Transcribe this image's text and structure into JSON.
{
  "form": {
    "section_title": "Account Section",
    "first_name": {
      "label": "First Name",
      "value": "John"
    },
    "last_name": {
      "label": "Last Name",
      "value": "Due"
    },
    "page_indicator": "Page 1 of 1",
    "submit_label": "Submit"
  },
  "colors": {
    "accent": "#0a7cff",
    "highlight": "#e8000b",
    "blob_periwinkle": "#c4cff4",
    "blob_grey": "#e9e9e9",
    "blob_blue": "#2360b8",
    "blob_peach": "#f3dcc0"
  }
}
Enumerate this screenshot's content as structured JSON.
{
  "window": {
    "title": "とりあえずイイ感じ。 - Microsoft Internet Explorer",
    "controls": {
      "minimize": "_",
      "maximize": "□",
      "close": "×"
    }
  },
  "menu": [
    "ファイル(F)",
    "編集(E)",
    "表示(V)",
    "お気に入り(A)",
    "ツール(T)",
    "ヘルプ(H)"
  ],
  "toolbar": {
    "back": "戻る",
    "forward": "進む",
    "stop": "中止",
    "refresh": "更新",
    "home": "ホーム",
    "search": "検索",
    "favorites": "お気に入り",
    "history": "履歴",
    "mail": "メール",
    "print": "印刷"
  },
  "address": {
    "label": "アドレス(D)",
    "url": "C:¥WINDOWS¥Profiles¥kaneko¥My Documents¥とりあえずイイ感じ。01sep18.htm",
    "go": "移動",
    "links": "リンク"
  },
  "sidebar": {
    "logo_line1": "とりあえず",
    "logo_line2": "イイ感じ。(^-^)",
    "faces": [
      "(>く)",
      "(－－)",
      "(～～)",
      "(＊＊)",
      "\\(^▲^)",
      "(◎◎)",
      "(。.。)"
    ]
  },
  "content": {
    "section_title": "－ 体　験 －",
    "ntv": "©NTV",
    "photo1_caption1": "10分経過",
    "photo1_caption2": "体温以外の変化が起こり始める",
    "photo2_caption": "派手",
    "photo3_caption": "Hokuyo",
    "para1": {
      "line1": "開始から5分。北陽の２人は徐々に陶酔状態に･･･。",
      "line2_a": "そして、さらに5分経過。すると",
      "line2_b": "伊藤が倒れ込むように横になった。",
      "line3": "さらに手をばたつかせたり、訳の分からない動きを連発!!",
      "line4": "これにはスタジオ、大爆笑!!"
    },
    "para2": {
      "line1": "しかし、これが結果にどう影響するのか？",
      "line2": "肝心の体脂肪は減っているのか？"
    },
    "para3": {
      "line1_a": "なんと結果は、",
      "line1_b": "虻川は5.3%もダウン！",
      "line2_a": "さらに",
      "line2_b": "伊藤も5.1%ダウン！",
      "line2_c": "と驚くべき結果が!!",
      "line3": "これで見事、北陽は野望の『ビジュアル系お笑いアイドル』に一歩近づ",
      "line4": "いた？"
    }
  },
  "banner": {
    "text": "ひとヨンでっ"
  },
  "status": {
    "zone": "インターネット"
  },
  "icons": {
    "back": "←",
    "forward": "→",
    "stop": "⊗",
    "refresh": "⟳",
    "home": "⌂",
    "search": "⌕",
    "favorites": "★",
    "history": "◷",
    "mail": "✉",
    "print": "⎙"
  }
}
##############################
Every line of the data above should be copied exactly.

• **OUTPUT**
Transcribe this image's text and structure into JSON.
{
  "form": {
    "section_title": "Account Section",
    "first_name": {
      "label": "First Name",
      "value": "John"
    },
    "last_name": {
      "label": "Last Name",
      "value": "Due"
    },
    "page_indicator": "Page 1 of 1",
    "submit_label": "Submit"
  },
  "colors": {
    "accent": "#0a7cff",
    "highlight": "#e8000b",
    "blob_periwinkle": "#c4cff4",
    "blob_grey": "#e9e9e9",
    "blob_blue": "#2360b8",
    "blob_peach": "#f3dcc0"
  }
}
Enumerate this screenshot's content as structured JSON.
{
  "window": {
    "title": "とりあえずイイ感じ。 - Microsoft Internet Explorer",
    "controls": {
      "minimize": "_",
      "maximize": "□",
      "close": "×"
    }
  },
  "menu": [
    "ファイル(F)",
    "編集(E)",
    "表示(V)",
    "お気に入り(A)",
    "ツール(T)",
    "ヘルプ(H)"
  ],
  "toolbar": {
    "back": "戻る",
    "forward": "進む",
    "stop": "中止",
    "refresh": "更新",
    "home": "ホーム",
    "search": "検索",
    "favorites": "お気に入り",
    "history": "履歴",
    "mail": "メール",
    "print": "印刷"
  },
  "address": {
    "label": "アドレス(D)",
    "url": "C:¥WINDOWS¥Profiles¥kaneko¥My Documents¥とりあえずイイ感じ。01sep18.htm",
    "go": "移動",
    "links": "リンク"
  },
  "sidebar": {
    "logo_line1": "とりあえず",
    "logo_line2": "イイ感じ。(^-^)",
    "faces": [
      "(>く)",
      "(－－)",
      "(～～)",
      "(＊＊)",
      "\\(^▲^)",
      "(◎◎)",
      "(。.。)"
    ]
  },
  "content": {
    "section_title": "－ 体　験 －",
    "ntv": "©NTV",
    "photo1_caption1": "10分経過",
    "photo1_caption2": "体温以外の変化が起こり始める",
    "photo2_caption": "派手",
    "photo3_caption": "Hokuyo",
    "para1": {
      "line1": "開始から5分。北陽の２人は徐々に陶酔状態に･･･。",
      "line2_a": "そして、さらに5分経過。すると",
      "line2_b": "伊藤が倒れ込むように横になった。",
      "line3": "さらに手をばたつかせたり、訳の分からない動きを連発!!",
      "line4": "これにはスタジオ、大爆笑!!"
    },
    "para2": {
      "line1": "しかし、これが結果にどう影響するのか？",
      "line2": "肝心の体脂肪は減っているのか？"
    },
    "para3": {
      "line1_a": "なんと結果は、",
      "line1_b": "虻川は5.3%もダウン！",
      "line2_a": "さらに",
      "line2_b": "伊藤も5.1%ダウン！",
      "line2_c": "と驚くべき結果が!!",
      "line3": "これで見事、北陽は野望の『ビジュアル系お笑いアイドル』に一歩近づ",
      "line4": "いた？"
    }
  },
  "banner": {
    "text": "ひとヨンでっ"
  },
  "status": {
    "zone": "インターネット"
  },
  "icons": {
    "back": "←",
    "forward": "→",
    "stop": "⊗",
    "refresh": "⟳",
    "home": "⌂",
    "search": "⌕",
    "favorites": "★",
    "history": "◷",
    "mail": "✉",
    "print": "⎙"
  }
}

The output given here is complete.